** begin **

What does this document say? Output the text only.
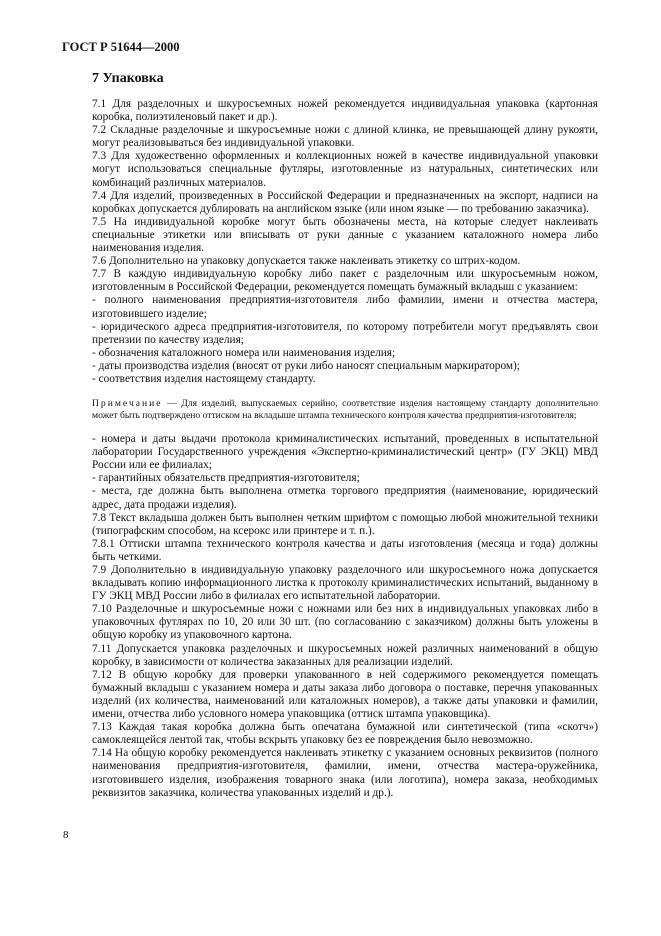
ГОСТ Р 51644—2000
7 Упаковка

7.1 Для разделочных и шкуросъемных ножей рекомендуется индивидуальная упаковка (картонная коробка, полиэтиленовый пакет и др.).

7.2 Складные разделочные и шкуросъемные ножи с длиной клинка, не превышающей длину рукояти, могут реализовываться без индивидуальной упаковки.

7.3 Для художественно оформленных и коллекционных ножей в качестве индивидуальной упаковки могут использоваться специальные футляры, изготовленные из натуральных, синтетических или комбинаций различных материалов.

7.4 Для изделий, произведенных в Российской Федерации и предназначенных на экспорт, надписи на коробках допускается дублировать на английском языке (или ином языке — по требованию заказчика).

7.5 На индивидуальной коробке могут быть обозначены места, на которые следует наклеивать специальные этикетки или вписывать от руки данные с указанием каталожного номера либо наименования изделия.

7.6 Дополнительно на упаковку допускается также наклеивать этикетку со штрих-кодом.

7.7 В каждую индивидуальную коробку либо пакет с разделочным или шкуросъемным ножом, изготовленным в Российской Федерации, рекомендуется помещать бумажный вкладыш с указанием:

- полного наименования предприятия-изготовителя либо фамилии, имени и отчества мастера, изготовившего изделие;

- юридического адреса предприятия-изготовителя, по которому потребители могут предъявлять свои претензии по качеству изделия;

- обозначения каталожного номера или наименования изделия;

- даты производства изделия (вносят от руки либо наносят специальным маркиратором);

- соответствия изделия настоящему стандарту.

Примечание — Для изделий, выпускаемых серийно, соответствие изделия настоящему стандарту дополнительно может быть подтверждено оттиском на вкладыше штампа технического контроля качества предприятия-изготовителя;

- номера и даты выдачи протокола криминалистических испытаний, проведенных в испытательной лаборатории Государственного учреждения «Экспертно-криминалистический центр» (ГУ ЭКЦ) МВД России или ее филиалах;

- гарантийных обязательств предприятия-изготовителя;

- места, где должна быть выполнена отметка торгового предприятия (наименование, юридический адрес, дата продажи изделия).

7.8 Текст вкладыша должен быть выполнен четким шрифтом с помощью любой множительной техники (типографским способом, на ксерокс или принтере и т. п.).

7.8.1 Оттиски штампа технического контроля качества и даты изготовления (месяца и года) должны быть четкими.

7.9 Дополнительно в индивидуальную упаковку разделочного или шкуросъемного ножа допускается вкладывать копию информационного листка к протоколу криминалистических испытаний, выданному в ГУ ЭКЦ МВД России либо в филиалах его испытательной лаборатории.

7.10 Разделочные и шкуросъемные ножи с ножнами или без них в индивидуальных упаковках либо в упаковочных футлярах по 10, 20 или 30 шт. (по согласованию с заказчиком) должны быть уложены в общую коробку из упаковочного картона.

7.11 Допускается упаковка разделочных и шкуросъемных ножей различных наименований в общую коробку, в зависимости от количества заказанных для реализации изделий.

7.12 В общую коробку для проверки упакованного в ней содержимого рекомендуется помещать бумажный вкладыш с указанием номера и даты заказа либо договора о поставке, перечня упакованных изделий (их количества, наименований или каталожных номеров), а также даты упаковки и фамилии, имени, отчества либо условного номера упаковщика (оттиск штампа упаковщика).

7.13 Каждая такая коробка должна быть опечатана бумажной или синтетической (типа «скотч») самоклеящейся лентой так, чтобы вскрыть упаковку без ее повреждения было невозможно.

7.14 На общую коробку рекомендуется наклеивать этикетку с указанием основных реквизитов (полного наименования предприятия-изготовителя, фамилии, имени, отчества мастера-оружейника, изготовившего изделия, изображения товарного знака (или логотипа), номера заказа, необходимых реквизитов заказчика, количества упакованных изделий и др.).

8
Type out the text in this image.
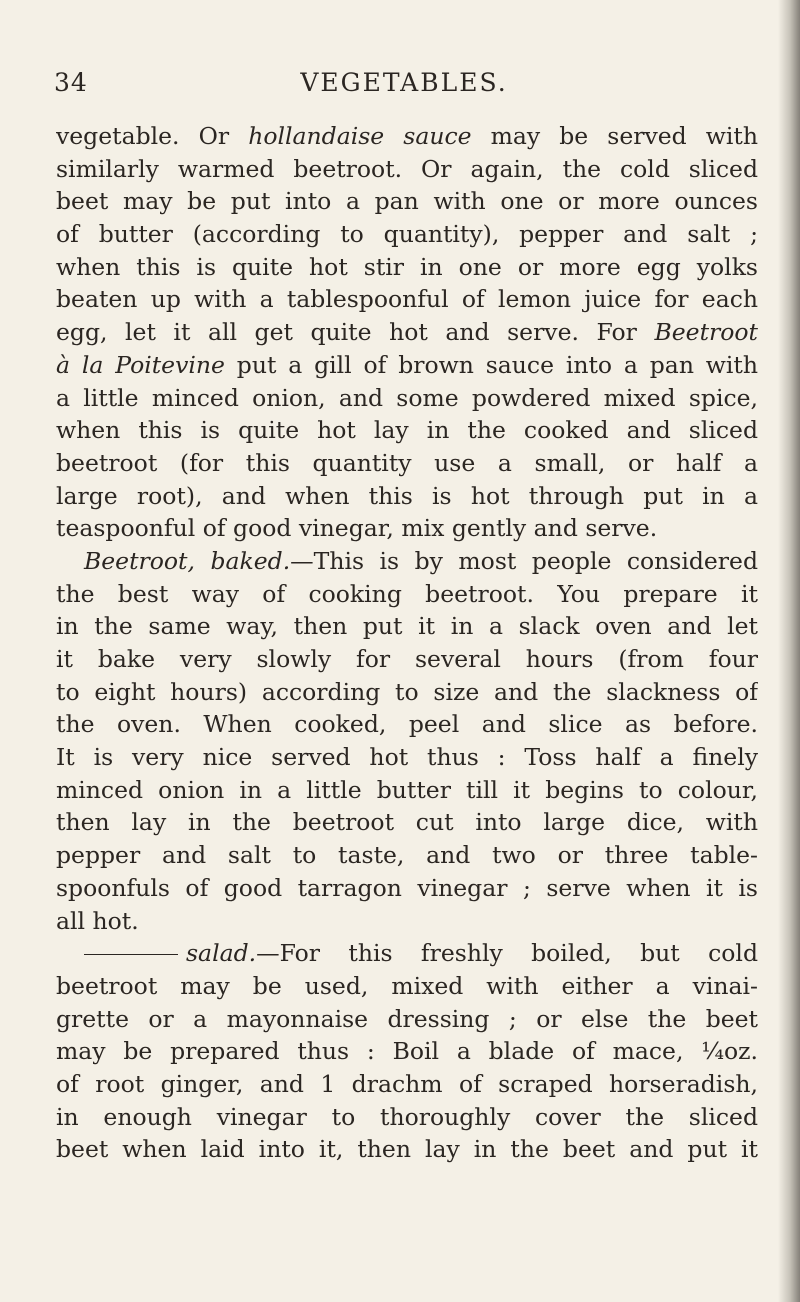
34	VEGETABLES.
vegetable. Or hollandaise sauce may be served with
similarly warmed beetroot. Or again, the cold sliced
beet may be put into a pan with one or more ounces
of butter (according to quantity), pepper and salt ;
when this is quite hot stir in one or more egg yolks
beaten up with a tablespoonful of lemon juice for each
egg, let it all get quite hot and serve. For Beetroot
à la Poitevine put a gill of brown sauce into a pan with
a little minced onion, and some powdered mixed spice,
when this is quite hot lay in the cooked and sliced
beetroot (for this quantity use a small, or half a
large root), and when this is hot through put in a
teaspoonful of good vinegar, mix gently and serve.
Beetroot, baked.—This is by most people considered
the best way of cooking beetroot. You prepare it
in the same way, then put it in a slack oven and let
it bake very slowly for several hours (from four
to eight hours) according to size and the slackness of
the oven. When cooked, peel and slice as before.
It is very nice served hot thus : Toss half a finely
minced onion in a little butter till it begins to colour,
then lay in the beetroot cut into large dice, with
pepper and salt to taste, and two or three table-
spoonfuls of good tarragon vinegar ; serve when it is
all hot.
salad.—For this freshly boiled, but cold
beetroot may be used, mixed with either a vinai-
grette or a mayonnaise dressing ; or else the beet
may be prepared thus : Boil a blade of mace, ¼oz.
of root ginger, and 1 drachm of scraped horseradish,
in enough vinegar to thoroughly cover the sliced
beet when laid into it, then lay in the beet and put it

** end **

Scan the lines for the string "oven". Copy out each line that matches.

# EXERCISE ANSWER
in the same way, then put it in a slack oven and let
the oven. When cooked, peel and slice as before.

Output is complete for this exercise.